— start Listed entries —
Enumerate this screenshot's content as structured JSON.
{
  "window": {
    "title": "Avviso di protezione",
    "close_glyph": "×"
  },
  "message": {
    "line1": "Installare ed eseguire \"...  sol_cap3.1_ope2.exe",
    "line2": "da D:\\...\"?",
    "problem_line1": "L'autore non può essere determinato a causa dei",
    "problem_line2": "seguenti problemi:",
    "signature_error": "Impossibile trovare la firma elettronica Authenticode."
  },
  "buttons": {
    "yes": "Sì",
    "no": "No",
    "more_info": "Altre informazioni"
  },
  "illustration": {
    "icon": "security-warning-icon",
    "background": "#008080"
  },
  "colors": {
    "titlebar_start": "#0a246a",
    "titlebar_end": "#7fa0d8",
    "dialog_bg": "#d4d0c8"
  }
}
— end Listed entries —
■ **Given instruction**: Reproduce each entry word for word.

■ **Output**:
Enumerate this screenshot's content as structured JSON.
{
  "window": {
    "title": "Avviso di protezione",
    "close_glyph": "×"
  },
  "message": {
    "line1": "Installare ed eseguire \"...  sol_cap3.1_ope2.exe",
    "line2": "da D:\\...\"?",
    "problem_line1": "L'autore non può essere determinato a causa dei",
    "problem_line2": "seguenti problemi:",
    "signature_error": "Impossibile trovare la firma elettronica Authenticode."
  },
  "buttons": {
    "yes": "Sì",
    "no": "No",
    "more_info": "Altre informazioni"
  },
  "illustration": {
    "icon": "security-warning-icon",
    "background": "#008080"
  },
  "colors": {
    "titlebar_start": "#0a246a",
    "titlebar_end": "#7fa0d8",
    "dialog_bg": "#d4d0c8"
  }
}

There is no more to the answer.